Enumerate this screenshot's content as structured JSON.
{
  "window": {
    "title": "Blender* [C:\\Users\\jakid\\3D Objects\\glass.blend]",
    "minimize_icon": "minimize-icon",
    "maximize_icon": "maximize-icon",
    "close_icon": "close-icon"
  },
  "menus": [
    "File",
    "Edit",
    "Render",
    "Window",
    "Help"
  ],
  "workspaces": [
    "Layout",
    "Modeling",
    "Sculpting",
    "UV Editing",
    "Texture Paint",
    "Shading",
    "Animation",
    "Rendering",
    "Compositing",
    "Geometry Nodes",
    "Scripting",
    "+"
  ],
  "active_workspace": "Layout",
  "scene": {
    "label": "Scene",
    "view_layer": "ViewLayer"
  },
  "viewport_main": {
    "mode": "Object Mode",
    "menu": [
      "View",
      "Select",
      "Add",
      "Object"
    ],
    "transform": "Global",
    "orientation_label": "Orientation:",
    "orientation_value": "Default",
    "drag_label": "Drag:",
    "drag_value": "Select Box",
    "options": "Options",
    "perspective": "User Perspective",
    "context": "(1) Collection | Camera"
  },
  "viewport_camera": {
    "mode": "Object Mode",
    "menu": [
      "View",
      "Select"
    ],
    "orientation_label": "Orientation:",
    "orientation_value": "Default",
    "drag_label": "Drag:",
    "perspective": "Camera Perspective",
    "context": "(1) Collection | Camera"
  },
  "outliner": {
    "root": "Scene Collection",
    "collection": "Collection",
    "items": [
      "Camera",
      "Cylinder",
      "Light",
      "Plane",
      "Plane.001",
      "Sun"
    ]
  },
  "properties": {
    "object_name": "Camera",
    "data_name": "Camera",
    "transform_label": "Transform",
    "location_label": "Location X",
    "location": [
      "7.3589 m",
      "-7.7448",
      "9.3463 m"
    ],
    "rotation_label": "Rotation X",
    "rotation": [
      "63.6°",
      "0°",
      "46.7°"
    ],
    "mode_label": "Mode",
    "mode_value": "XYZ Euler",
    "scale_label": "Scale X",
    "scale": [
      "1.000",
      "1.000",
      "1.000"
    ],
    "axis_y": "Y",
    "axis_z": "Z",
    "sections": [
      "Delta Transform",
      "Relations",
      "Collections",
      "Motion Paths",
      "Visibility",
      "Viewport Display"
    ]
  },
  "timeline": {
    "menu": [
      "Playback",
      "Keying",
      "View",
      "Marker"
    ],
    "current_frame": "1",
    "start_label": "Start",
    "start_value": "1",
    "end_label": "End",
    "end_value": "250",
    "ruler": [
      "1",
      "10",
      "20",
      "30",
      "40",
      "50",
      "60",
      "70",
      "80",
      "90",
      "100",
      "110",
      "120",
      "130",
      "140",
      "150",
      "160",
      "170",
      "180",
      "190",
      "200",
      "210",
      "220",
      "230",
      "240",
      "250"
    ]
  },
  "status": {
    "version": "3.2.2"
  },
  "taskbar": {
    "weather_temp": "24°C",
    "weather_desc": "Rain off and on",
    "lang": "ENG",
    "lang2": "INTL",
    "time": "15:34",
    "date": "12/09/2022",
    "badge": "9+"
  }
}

——

Generate an exact reproduction of all entries.

**Final answer:**
Enumerate this screenshot's content as structured JSON.
{
  "window": {
    "title": "Blender* [C:\\Users\\jakid\\3D Objects\\glass.blend]",
    "minimize_icon": "minimize-icon",
    "maximize_icon": "maximize-icon",
    "close_icon": "close-icon"
  },
  "menus": [
    "File",
    "Edit",
    "Render",
    "Window",
    "Help"
  ],
  "workspaces": [
    "Layout",
    "Modeling",
    "Sculpting",
    "UV Editing",
    "Texture Paint",
    "Shading",
    "Animation",
    "Rendering",
    "Compositing",
    "Geometry Nodes",
    "Scripting",
    "+"
  ],
  "active_workspace": "Layout",
  "scene": {
    "label": "Scene",
    "view_layer": "ViewLayer"
  },
  "viewport_main": {
    "mode": "Object Mode",
    "menu": [
      "View",
      "Select",
      "Add",
      "Object"
    ],
    "transform": "Global",
    "orientation_label": "Orientation:",
    "orientation_value": "Default",
    "drag_label": "Drag:",
    "drag_value": "Select Box",
    "options": "Options",
    "perspective": "User Perspective",
    "context": "(1) Collection | Camera"
  },
  "viewport_camera": {
    "mode": "Object Mode",
    "menu": [
      "View",
      "Select"
    ],
    "orientation_label": "Orientation:",
    "orientation_value": "Default",
    "drag_label": "Drag:",
    "perspective": "Camera Perspective",
    "context": "(1) Collection | Camera"
  },
  "outliner": {
    "root": "Scene Collection",
    "collection": "Collection",
    "items": [
      "Camera",
      "Cylinder",
      "Light",
      "Plane",
      "Plane.001",
      "Sun"
    ]
  },
  "properties": {
    "object_name": "Camera",
    "data_name": "Camera",
    "transform_label": "Transform",
    "location_label": "Location X",
    "location": [
      "7.3589 m",
      "-7.7448",
      "9.3463 m"
    ],
    "rotation_label": "Rotation X",
    "rotation": [
      "63.6°",
      "0°",
      "46.7°"
    ],
    "mode_label": "Mode",
    "mode_value": "XYZ Euler",
    "scale_label": "Scale X",
    "scale": [
      "1.000",
      "1.000",
      "1.000"
    ],
    "axis_y": "Y",
    "axis_z": "Z",
    "sections": [
      "Delta Transform",
      "Relations",
      "Collections",
      "Motion Paths",
      "Visibility",
      "Viewport Display"
    ]
  },
  "timeline": {
    "menu": [
      "Playback",
      "Keying",
      "View",
      "Marker"
    ],
    "current_frame": "1",
    "start_label": "Start",
    "start_value": "1",
    "end_label": "End",
    "end_value": "250",
    "ruler": [
      "1",
      "10",
      "20",
      "30",
      "40",
      "50",
      "60",
      "70",
      "80",
      "90",
      "100",
      "110",
      "120",
      "130",
      "140",
      "150",
      "160",
      "170",
      "180",
      "190",
      "200",
      "210",
      "220",
      "230",
      "240",
      "250"
    ]
  },
  "status": {
    "version": "3.2.2"
  },
  "taskbar": {
    "weather_temp": "24°C",
    "weather_desc": "Rain off and on",
    "lang": "ENG",
    "lang2": "INTL",
    "time": "15:34",
    "date": "12/09/2022",
    "badge": "9+"
  }
}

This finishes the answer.